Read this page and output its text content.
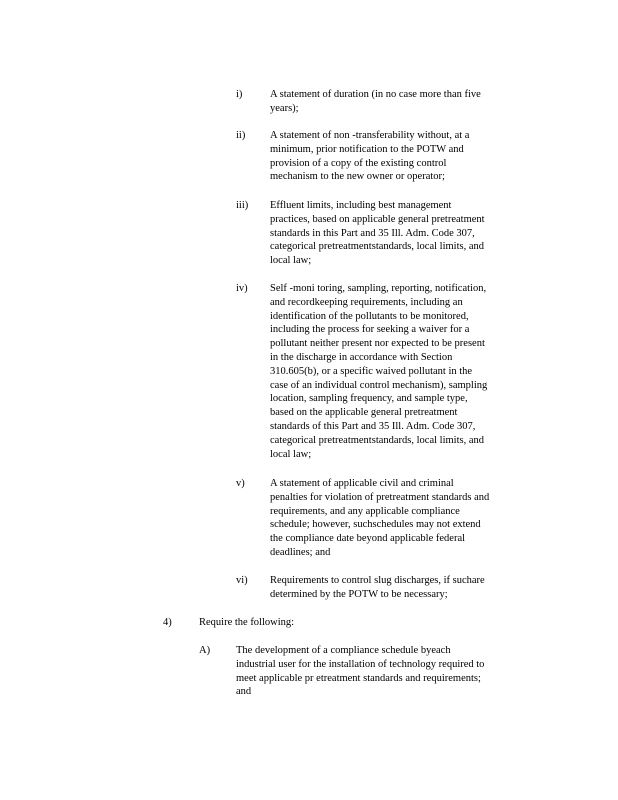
i)	A statement of duration (in no case more than five
years);
ii)	A statement of non -transferability without, at a
minimum, prior notification to the POTW and
provision of a copy of the existing control
mechanism to the new owner or operator;
iii)	Effluent limits, including best management
practices, based on applicable general pretreatment
standards in this Part and 35 Ill. Adm. Code 307,
categorical pretreatmentstandards, local limits, and
local law;
iv)	Self -moni toring, sampling, reporting, notification,
and recordkeeping requirements, including an
identification of the pollutants to be monitored,
including the process for seeking a waiver for a
pollutant neither present nor expected to be present
in the discharge in accordance with Section
310.605(b), or a specific waived pollutant in the
case of an individual control mechanism), sampling
location, sampling frequency, and sample type,
based on the applicable general pretreatment
standards of this Part and 35 Ill. Adm. Code 307,
categorical pretreatmentstandards, local limits, and
local law;
v)	A statement of applicable civil and criminal
penalties for violation of pretreatment standards and
requirements, and any applicable compliance
schedule; however, suchschedules may not extend
the compliance date beyond applicable federal
deadlines; and
vi)	Requirements to control slug discharges, if suchare
determined by the POTW to be necessary;
4)	Require the following:
A)	The development of a compliance schedule byeach
industrial user for the installation of technology required to
meet applicable pr etreatment standards and requirements;
and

#### [To be done]
Find the lines holding "POTW" and list every one.

#### [Exercise answer]
minimum, prior notification to the POTW and
determined by the POTW to be necessary;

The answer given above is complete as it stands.